┌──

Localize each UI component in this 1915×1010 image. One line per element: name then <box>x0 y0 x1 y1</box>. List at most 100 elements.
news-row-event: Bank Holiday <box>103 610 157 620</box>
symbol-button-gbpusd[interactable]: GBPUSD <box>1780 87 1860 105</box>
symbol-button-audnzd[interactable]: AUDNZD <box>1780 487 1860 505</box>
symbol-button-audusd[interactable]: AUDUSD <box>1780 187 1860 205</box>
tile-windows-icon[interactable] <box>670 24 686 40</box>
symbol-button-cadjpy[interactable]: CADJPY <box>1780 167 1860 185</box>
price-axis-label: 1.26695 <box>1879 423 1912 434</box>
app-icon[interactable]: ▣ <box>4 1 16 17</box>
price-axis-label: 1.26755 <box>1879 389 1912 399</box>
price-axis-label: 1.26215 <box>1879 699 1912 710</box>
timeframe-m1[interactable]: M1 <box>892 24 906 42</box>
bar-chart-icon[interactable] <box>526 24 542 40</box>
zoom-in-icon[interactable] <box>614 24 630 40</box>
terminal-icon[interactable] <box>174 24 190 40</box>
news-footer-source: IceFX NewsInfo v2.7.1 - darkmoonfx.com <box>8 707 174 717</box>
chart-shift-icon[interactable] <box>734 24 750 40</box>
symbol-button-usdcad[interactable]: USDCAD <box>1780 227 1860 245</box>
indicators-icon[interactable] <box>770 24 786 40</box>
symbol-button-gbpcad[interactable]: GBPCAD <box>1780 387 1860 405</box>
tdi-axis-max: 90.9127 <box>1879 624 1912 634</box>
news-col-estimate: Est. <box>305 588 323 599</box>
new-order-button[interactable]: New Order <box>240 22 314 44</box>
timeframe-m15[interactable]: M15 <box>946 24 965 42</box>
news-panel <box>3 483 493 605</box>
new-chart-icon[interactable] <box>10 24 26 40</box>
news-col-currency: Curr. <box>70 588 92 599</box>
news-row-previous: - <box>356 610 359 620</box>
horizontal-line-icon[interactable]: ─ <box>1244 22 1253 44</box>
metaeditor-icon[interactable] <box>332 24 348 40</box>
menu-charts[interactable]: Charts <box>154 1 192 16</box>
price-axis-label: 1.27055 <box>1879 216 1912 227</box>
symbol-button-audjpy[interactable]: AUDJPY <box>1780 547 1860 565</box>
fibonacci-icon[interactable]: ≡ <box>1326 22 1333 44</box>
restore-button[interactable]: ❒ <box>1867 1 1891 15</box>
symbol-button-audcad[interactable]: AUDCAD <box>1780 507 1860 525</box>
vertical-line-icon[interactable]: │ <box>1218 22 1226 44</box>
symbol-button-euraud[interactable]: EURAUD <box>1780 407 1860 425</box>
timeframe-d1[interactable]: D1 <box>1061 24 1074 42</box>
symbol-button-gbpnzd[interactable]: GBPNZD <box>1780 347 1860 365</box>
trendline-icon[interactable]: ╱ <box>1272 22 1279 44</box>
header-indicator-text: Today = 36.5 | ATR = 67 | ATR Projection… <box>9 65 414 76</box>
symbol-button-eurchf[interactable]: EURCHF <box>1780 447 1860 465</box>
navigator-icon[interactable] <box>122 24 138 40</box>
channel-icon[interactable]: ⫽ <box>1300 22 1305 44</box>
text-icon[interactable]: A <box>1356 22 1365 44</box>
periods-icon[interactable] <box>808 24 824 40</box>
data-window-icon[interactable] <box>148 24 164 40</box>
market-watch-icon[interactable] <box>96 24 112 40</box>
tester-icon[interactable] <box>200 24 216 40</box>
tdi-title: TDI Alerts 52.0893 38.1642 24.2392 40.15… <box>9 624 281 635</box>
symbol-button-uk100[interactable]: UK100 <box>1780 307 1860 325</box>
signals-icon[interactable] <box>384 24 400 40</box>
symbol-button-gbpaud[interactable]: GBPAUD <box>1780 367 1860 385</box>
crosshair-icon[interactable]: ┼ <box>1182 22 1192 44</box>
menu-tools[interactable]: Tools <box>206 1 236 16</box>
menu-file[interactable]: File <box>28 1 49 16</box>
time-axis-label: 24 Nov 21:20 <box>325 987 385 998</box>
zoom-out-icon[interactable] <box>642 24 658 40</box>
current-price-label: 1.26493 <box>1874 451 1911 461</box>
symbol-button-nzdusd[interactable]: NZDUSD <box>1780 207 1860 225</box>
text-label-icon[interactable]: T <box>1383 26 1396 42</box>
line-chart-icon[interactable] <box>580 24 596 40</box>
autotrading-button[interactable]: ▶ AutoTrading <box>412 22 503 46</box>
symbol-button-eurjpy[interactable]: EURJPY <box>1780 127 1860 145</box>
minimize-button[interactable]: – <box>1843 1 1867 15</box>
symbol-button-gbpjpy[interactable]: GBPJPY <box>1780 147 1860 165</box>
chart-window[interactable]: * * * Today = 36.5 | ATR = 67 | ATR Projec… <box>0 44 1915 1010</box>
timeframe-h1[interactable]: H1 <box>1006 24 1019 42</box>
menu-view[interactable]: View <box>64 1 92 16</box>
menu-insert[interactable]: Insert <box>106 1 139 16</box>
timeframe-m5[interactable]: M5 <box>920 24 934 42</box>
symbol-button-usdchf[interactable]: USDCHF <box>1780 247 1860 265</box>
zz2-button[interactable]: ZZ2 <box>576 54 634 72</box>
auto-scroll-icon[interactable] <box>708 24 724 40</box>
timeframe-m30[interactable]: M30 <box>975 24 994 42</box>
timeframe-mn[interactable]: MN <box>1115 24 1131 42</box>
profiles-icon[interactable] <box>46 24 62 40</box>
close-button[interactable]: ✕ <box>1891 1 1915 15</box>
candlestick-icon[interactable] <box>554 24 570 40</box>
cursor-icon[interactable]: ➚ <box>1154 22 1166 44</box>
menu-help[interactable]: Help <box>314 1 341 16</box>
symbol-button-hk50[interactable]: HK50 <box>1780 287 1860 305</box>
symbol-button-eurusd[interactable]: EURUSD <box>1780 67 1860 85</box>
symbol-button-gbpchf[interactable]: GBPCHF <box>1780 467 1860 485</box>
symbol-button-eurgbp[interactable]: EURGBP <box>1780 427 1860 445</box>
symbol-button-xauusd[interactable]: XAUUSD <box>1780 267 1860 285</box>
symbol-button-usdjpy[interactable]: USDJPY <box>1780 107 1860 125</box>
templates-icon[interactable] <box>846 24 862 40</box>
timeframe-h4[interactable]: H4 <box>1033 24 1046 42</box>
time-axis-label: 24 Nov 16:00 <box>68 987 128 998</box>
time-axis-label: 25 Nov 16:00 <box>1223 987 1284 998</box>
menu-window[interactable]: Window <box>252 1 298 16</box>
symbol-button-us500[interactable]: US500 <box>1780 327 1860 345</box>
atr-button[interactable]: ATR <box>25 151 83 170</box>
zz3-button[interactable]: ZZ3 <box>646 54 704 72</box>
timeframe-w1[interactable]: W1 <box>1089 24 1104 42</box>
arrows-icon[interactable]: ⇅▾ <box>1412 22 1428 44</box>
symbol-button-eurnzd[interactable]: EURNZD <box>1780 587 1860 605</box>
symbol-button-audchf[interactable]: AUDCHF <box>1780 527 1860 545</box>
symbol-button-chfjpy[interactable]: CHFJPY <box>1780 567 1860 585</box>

└──

WORK TO BE COMPLETED:
Can you rewrite the material from its start through the line containing "news-col-currency: Curr. <box>70", replacing "New Order" with "Place Order" and leaving everything else unchanged?

WRITTEN ANSWER:
Localize each UI component in this 1915×1010 image. One line per element: name then <box>x0 y0 x1 y1</box>. List at most 100 elements.
news-row-event: Bank Holiday <box>103 610 157 620</box>
symbol-button-gbpusd[interactable]: GBPUSD <box>1780 87 1860 105</box>
symbol-button-audnzd[interactable]: AUDNZD <box>1780 487 1860 505</box>
symbol-button-audusd[interactable]: AUDUSD <box>1780 187 1860 205</box>
tile-windows-icon[interactable] <box>670 24 686 40</box>
symbol-button-cadjpy[interactable]: CADJPY <box>1780 167 1860 185</box>
price-axis-label: 1.26695 <box>1879 423 1912 434</box>
app-icon[interactable]: ▣ <box>4 1 16 17</box>
price-axis-label: 1.26755 <box>1879 389 1912 399</box>
price-axis-label: 1.26215 <box>1879 699 1912 710</box>
timeframe-m1[interactable]: M1 <box>892 24 906 42</box>
bar-chart-icon[interactable] <box>526 24 542 40</box>
zoom-in-icon[interactable] <box>614 24 630 40</box>
terminal-icon[interactable] <box>174 24 190 40</box>
news-footer-source: IceFX NewsInfo v2.7.1 - darkmoonfx.com <box>8 707 174 717</box>
chart-shift-icon[interactable] <box>734 24 750 40</box>
symbol-button-usdcad[interactable]: USDCAD <box>1780 227 1860 245</box>
indicators-icon[interactable] <box>770 24 786 40</box>
symbol-button-gbpcad[interactable]: GBPCAD <box>1780 387 1860 405</box>
tdi-axis-max: 90.9127 <box>1879 624 1912 634</box>
news-col-estimate: Est. <box>305 588 323 599</box>
new-order-button[interactable]: Place Order <box>240 22 314 44</box>
timeframe-m15[interactable]: M15 <box>946 24 965 42</box>
news-panel <box>3 483 493 605</box>
new-chart-icon[interactable] <box>10 24 26 40</box>
news-col-currency: Curr. <box>70 588 92 599</box>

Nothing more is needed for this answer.